▶ [DO THIS]: Repeat the entire listing exactly as written.

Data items
───

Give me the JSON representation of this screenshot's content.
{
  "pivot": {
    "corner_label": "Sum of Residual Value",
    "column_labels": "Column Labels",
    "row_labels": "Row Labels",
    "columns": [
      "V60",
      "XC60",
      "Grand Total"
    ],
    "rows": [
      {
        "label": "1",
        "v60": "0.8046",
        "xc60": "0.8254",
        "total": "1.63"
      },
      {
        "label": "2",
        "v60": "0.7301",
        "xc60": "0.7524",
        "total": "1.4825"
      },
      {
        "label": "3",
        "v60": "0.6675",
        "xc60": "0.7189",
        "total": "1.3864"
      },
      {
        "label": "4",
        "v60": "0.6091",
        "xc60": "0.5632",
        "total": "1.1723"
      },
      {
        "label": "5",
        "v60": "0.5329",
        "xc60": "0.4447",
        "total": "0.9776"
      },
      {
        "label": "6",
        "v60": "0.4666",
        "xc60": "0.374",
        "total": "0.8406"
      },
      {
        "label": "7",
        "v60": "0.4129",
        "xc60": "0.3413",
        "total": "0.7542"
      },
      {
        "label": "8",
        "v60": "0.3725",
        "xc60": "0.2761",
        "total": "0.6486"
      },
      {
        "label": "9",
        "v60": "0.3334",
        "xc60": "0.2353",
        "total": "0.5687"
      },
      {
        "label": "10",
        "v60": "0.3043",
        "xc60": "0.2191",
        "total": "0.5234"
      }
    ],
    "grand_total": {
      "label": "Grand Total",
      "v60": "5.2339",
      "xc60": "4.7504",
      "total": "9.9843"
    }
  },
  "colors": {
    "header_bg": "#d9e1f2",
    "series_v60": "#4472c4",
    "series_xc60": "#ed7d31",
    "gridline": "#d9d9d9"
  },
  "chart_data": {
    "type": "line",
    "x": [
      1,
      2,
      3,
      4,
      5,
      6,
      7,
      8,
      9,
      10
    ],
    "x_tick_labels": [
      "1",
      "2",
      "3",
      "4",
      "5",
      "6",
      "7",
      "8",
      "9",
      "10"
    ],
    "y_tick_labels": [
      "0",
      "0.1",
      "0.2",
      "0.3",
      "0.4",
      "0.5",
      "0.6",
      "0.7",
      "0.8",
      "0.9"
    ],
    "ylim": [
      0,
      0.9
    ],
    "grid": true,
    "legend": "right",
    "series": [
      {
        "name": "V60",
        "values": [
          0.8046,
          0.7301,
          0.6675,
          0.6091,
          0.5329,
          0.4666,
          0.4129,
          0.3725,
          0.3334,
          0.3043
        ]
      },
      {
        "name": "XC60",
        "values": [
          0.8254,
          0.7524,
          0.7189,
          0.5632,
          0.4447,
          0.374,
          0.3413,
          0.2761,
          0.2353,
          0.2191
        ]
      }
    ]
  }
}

───

▶ [REPLY]:
Give me the JSON representation of this screenshot's content.
{
  "pivot": {
    "corner_label": "Sum of Residual Value",
    "column_labels": "Column Labels",
    "row_labels": "Row Labels",
    "columns": [
      "V60",
      "XC60",
      "Grand Total"
    ],
    "rows": [
      {
        "label": "1",
        "v60": "0.8046",
        "xc60": "0.8254",
        "total": "1.63"
      },
      {
        "label": "2",
        "v60": "0.7301",
        "xc60": "0.7524",
        "total": "1.4825"
      },
      {
        "label": "3",
        "v60": "0.6675",
        "xc60": "0.7189",
        "total": "1.3864"
      },
      {
        "label": "4",
        "v60": "0.6091",
        "xc60": "0.5632",
        "total": "1.1723"
      },
      {
        "label": "5",
        "v60": "0.5329",
        "xc60": "0.4447",
        "total": "0.9776"
      },
      {
        "label": "6",
        "v60": "0.4666",
        "xc60": "0.374",
        "total": "0.8406"
      },
      {
        "label": "7",
        "v60": "0.4129",
        "xc60": "0.3413",
        "total": "0.7542"
      },
      {
        "label": "8",
        "v60": "0.3725",
        "xc60": "0.2761",
        "total": "0.6486"
      },
      {
        "label": "9",
        "v60": "0.3334",
        "xc60": "0.2353",
        "total": "0.5687"
      },
      {
        "label": "10",
        "v60": "0.3043",
        "xc60": "0.2191",
        "total": "0.5234"
      }
    ],
    "grand_total": {
      "label": "Grand Total",
      "v60": "5.2339",
      "xc60": "4.7504",
      "total": "9.9843"
    }
  },
  "colors": {
    "header_bg": "#d9e1f2",
    "series_v60": "#4472c4",
    "series_xc60": "#ed7d31",
    "gridline": "#d9d9d9"
  },
  "chart_data": {
    "type": "line",
    "x": [
      1,
      2,
      3,
      4,
      5,
      6,
      7,
      8,
      9,
      10
    ],
    "x_tick_labels": [
      "1",
      "2",
      "3",
      "4",
      "5",
      "6",
      "7",
      "8",
      "9",
      "10"
    ],
    "y_tick_labels": [
      "0",
      "0.1",
      "0.2",
      "0.3",
      "0.4",
      "0.5",
      "0.6",
      "0.7",
      "0.8",
      "0.9"
    ],
    "ylim": [
      0,
      0.9
    ],
    "grid": true,
    "legend": "right",
    "series": [
      {
        "name": "V60",
        "values": [
          0.8046,
          0.7301,
          0.6675,
          0.6091,
          0.5329,
          0.4666,
          0.4129,
          0.3725,
          0.3334,
          0.3043
        ]
      },
      {
        "name": "XC60",
        "values": [
          0.8254,
          0.7524,
          0.7189,
          0.5632,
          0.4447,
          0.374,
          0.3413,
          0.2761,
          0.2353,
          0.2191
        ]
      }
    ]
  }
}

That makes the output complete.